→ **Exercise task**: Write the material out again exactly.

Source records
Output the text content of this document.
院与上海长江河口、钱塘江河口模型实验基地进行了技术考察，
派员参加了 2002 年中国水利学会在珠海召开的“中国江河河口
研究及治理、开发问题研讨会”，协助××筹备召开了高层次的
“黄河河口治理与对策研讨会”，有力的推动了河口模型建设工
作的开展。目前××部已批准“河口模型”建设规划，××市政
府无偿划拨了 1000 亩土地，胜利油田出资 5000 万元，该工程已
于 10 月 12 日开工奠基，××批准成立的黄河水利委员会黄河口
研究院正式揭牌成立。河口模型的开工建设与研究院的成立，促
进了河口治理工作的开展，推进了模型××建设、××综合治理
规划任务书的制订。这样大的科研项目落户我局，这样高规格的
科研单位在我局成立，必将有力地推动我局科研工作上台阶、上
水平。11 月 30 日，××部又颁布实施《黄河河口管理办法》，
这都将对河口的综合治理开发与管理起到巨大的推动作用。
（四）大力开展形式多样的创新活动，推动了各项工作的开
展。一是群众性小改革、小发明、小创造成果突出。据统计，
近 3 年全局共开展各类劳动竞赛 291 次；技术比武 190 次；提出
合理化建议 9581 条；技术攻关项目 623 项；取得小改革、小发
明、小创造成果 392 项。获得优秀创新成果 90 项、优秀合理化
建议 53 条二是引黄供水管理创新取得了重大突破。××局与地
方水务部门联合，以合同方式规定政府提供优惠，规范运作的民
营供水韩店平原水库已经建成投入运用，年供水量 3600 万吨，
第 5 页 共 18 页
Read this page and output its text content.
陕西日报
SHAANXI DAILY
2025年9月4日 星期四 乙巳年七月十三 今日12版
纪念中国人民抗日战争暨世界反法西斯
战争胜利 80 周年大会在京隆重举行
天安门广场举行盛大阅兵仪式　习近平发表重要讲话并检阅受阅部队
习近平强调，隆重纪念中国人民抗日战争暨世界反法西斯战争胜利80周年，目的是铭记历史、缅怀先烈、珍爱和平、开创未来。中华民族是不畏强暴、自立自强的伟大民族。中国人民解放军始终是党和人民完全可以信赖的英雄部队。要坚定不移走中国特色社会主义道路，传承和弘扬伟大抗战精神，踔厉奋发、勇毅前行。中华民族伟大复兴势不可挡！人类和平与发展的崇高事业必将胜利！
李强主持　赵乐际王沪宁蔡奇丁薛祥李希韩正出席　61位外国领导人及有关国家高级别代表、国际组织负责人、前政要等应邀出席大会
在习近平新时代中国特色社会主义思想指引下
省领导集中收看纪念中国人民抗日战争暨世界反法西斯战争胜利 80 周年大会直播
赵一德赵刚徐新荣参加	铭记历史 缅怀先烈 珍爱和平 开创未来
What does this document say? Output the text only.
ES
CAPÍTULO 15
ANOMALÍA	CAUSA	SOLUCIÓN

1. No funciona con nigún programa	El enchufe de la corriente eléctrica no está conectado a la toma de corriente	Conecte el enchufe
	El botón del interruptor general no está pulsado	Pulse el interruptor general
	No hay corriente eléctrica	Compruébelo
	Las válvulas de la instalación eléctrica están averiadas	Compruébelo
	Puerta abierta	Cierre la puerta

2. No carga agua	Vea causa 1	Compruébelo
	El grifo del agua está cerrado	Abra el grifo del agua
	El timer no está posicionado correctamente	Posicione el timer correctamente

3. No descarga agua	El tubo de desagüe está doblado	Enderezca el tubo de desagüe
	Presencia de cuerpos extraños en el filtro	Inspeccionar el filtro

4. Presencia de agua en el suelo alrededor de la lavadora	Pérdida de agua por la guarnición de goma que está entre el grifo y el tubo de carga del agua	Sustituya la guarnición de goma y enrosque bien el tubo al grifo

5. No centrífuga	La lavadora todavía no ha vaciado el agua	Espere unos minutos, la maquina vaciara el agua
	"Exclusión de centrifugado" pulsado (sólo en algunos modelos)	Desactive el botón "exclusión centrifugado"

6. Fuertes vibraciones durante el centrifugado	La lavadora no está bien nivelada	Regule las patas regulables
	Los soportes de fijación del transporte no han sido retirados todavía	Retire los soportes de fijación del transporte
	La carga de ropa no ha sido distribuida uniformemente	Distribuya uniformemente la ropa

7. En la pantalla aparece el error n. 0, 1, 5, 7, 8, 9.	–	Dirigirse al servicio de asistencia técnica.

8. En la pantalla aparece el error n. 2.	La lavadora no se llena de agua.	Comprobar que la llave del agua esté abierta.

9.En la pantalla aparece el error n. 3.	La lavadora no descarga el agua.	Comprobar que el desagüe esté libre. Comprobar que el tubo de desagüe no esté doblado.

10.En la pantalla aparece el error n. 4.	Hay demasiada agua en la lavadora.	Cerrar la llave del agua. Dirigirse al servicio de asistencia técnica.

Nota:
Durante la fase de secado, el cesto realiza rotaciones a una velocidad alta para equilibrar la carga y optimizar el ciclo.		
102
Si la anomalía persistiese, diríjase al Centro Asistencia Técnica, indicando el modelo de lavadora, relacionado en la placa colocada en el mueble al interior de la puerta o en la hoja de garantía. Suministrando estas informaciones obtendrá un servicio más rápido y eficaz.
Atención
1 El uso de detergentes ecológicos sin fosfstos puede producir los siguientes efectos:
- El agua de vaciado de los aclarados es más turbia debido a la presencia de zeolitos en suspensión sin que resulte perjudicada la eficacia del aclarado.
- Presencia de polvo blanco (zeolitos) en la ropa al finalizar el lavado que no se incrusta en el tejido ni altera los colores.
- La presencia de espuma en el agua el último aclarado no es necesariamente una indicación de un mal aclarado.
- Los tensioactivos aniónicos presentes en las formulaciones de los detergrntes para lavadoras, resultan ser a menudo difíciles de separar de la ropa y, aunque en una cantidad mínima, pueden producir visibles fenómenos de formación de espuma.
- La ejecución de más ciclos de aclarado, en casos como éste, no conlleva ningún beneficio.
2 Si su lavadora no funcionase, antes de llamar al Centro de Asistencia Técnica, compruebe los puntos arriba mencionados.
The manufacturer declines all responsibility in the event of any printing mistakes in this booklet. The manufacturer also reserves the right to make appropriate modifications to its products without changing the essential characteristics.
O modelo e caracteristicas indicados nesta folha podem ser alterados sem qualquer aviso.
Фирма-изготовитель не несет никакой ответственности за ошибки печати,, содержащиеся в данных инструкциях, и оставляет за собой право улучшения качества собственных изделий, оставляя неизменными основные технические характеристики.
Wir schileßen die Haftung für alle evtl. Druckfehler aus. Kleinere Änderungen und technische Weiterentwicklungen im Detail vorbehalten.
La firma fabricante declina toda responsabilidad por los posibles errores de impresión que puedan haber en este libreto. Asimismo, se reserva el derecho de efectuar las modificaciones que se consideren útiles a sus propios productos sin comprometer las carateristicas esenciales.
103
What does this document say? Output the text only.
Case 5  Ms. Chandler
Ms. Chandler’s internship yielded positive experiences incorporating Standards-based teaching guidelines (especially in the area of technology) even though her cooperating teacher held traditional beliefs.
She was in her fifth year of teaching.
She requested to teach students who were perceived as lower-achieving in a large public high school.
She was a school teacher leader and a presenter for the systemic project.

→ **Output for this exercise**:
Output the text content of this document.
院与上海长江河口、钱塘江河口模型实验基地进行了技术考察，
派员参加了 2002 年中国水利学会在珠海召开的“中国江河河口
研究及治理、开发问题研讨会”，协助××筹备召开了高层次的
“黄河河口治理与对策研讨会”，有力的推动了河口模型建设工
作的开展。目前××部已批准“河口模型”建设规划，××市政
府无偿划拨了 1000 亩土地，胜利油田出资 5000 万元，该工程已
于 10 月 12 日开工奠基，××批准成立的黄河水利委员会黄河口
研究院正式揭牌成立。河口模型的开工建设与研究院的成立，促
进了河口治理工作的开展，推进了模型××建设、××综合治理
规划任务书的制订。这样大的科研项目落户我局，这样高规格的
科研单位在我局成立，必将有力地推动我局科研工作上台阶、上
水平。11 月 30 日，××部又颁布实施《黄河河口管理办法》，
这都将对河口的综合治理开发与管理起到巨大的推动作用。
（四）大力开展形式多样的创新活动，推动了各项工作的开
展。一是群众性小改革、小发明、小创造成果突出。据统计，
近 3 年全局共开展各类劳动竞赛 291 次；技术比武 190 次；提出
合理化建议 9581 条；技术攻关项目 623 项；取得小改革、小发
明、小创造成果 392 项。获得优秀创新成果 90 项、优秀合理化
建议 53 条二是引黄供水管理创新取得了重大突破。××局与地
方水务部门联合，以合同方式规定政府提供优惠，规范运作的民
营供水韩店平原水库已经建成投入运用，年供水量 3600 万吨，
第 5 页 共 18 页
Read this page and output its text content.
陕西日报
SHAANXI DAILY
2025年9月4日 星期四 乙巳年七月十三 今日12版
纪念中国人民抗日战争暨世界反法西斯
战争胜利 80 周年大会在京隆重举行
天安门广场举行盛大阅兵仪式　习近平发表重要讲话并检阅受阅部队
习近平强调，隆重纪念中国人民抗日战争暨世界反法西斯战争胜利80周年，目的是铭记历史、缅怀先烈、珍爱和平、开创未来。中华民族是不畏强暴、自立自强的伟大民族。中国人民解放军始终是党和人民完全可以信赖的英雄部队。要坚定不移走中国特色社会主义道路，传承和弘扬伟大抗战精神，踔厉奋发、勇毅前行。中华民族伟大复兴势不可挡！人类和平与发展的崇高事业必将胜利！
李强主持　赵乐际王沪宁蔡奇丁薛祥李希韩正出席　61位外国领导人及有关国家高级别代表、国际组织负责人、前政要等应邀出席大会
在习近平新时代中国特色社会主义思想指引下
省领导集中收看纪念中国人民抗日战争暨世界反法西斯战争胜利 80 周年大会直播
赵一德赵刚徐新荣参加	铭记历史 缅怀先烈 珍爱和平 开创未来
What does this document say? Output the text only.
ES
CAPÍTULO 15
ANOMALÍA	CAUSA	SOLUCIÓN

1. No funciona con nigún programa	El enchufe de la corriente eléctrica no está conectado a la toma de corriente	Conecte el enchufe
	El botón del interruptor general no está pulsado	Pulse el interruptor general
	No hay corriente eléctrica	Compruébelo
	Las válvulas de la instalación eléctrica están averiadas	Compruébelo
	Puerta abierta	Cierre la puerta

2. No carga agua	Vea causa 1	Compruébelo
	El grifo del agua está cerrado	Abra el grifo del agua
	El timer no está posicionado correctamente	Posicione el timer correctamente

3. No descarga agua	El tubo de desagüe está doblado	Enderezca el tubo de desagüe
	Presencia de cuerpos extraños en el filtro	Inspeccionar el filtro

4. Presencia de agua en el suelo alrededor de la lavadora	Pérdida de agua por la guarnición de goma que está entre el grifo y el tubo de carga del agua	Sustituya la guarnición de goma y enrosque bien el tubo al grifo

5. No centrífuga	La lavadora todavía no ha vaciado el agua	Espere unos minutos, la maquina vaciara el agua
	"Exclusión de centrifugado" pulsado (sólo en algunos modelos)	Desactive el botón "exclusión centrifugado"

6. Fuertes vibraciones durante el centrifugado	La lavadora no está bien nivelada	Regule las patas regulables
	Los soportes de fijación del transporte no han sido retirados todavía	Retire los soportes de fijación del transporte
	La carga de ropa no ha sido distribuida uniformemente	Distribuya uniformemente la ropa

7. En la pantalla aparece el error n. 0, 1, 5, 7, 8, 9.	–	Dirigirse al servicio de asistencia técnica.

8. En la pantalla aparece el error n. 2.	La lavadora no se llena de agua.	Comprobar que la llave del agua esté abierta.

9.En la pantalla aparece el error n. 3.	La lavadora no descarga el agua.	Comprobar que el desagüe esté libre. Comprobar que el tubo de desagüe no esté doblado.

10.En la pantalla aparece el error n. 4.	Hay demasiada agua en la lavadora.	Cerrar la llave del agua. Dirigirse al servicio de asistencia técnica.

Nota:
Durante la fase de secado, el cesto realiza rotaciones a una velocidad alta para equilibrar la carga y optimizar el ciclo.		
102
Si la anomalía persistiese, diríjase al Centro Asistencia Técnica, indicando el modelo de lavadora, relacionado en la placa colocada en el mueble al interior de la puerta o en la hoja de garantía. Suministrando estas informaciones obtendrá un servicio más rápido y eficaz.
Atención
1 El uso de detergentes ecológicos sin fosfstos puede producir los siguientes efectos:
- El agua de vaciado de los aclarados es más turbia debido a la presencia de zeolitos en suspensión sin que resulte perjudicada la eficacia del aclarado.
- Presencia de polvo blanco (zeolitos) en la ropa al finalizar el lavado que no se incrusta en el tejido ni altera los colores.
- La presencia de espuma en el agua el último aclarado no es necesariamente una indicación de un mal aclarado.
- Los tensioactivos aniónicos presentes en las formulaciones de los detergrntes para lavadoras, resultan ser a menudo difíciles de separar de la ropa y, aunque en una cantidad mínima, pueden producir visibles fenómenos de formación de espuma.
- La ejecución de más ciclos de aclarado, en casos como éste, no conlleva ningún beneficio.
2 Si su lavadora no funcionase, antes de llamar al Centro de Asistencia Técnica, compruebe los puntos arriba mencionados.
The manufacturer declines all responsibility in the event of any printing mistakes in this booklet. The manufacturer also reserves the right to make appropriate modifications to its products without changing the essential characteristics.
O modelo e caracteristicas indicados nesta folha podem ser alterados sem qualquer aviso.
Фирма-изготовитель не несет никакой ответственности за ошибки печати,, содержащиеся в данных инструкциях, и оставляет за собой право улучшения качества собственных изделий, оставляя неизменными основные технические характеристики.
Wir schileßen die Haftung für alle evtl. Druckfehler aus. Kleinere Änderungen und technische Weiterentwicklungen im Detail vorbehalten.
La firma fabricante declina toda responsabilidad por los posibles errores de impresión que puedan haber en este libreto. Asimismo, se reserva el derecho de efectuar las modificaciones que se consideren útiles a sus propios productos sin comprometer las carateristicas esenciales.
103
What does this document say? Output the text only.
Case 5  Ms. Chandler
Ms. Chandler’s internship yielded positive experiences incorporating Standards-based teaching guidelines (especially in the area of technology) even though her cooperating teacher held traditional beliefs.
She was in her fifth year of teaching.
She requested to teach students who were perceived as lower-achieving in a large public high school.
She was a school teacher leader and a presenter for the systemic project.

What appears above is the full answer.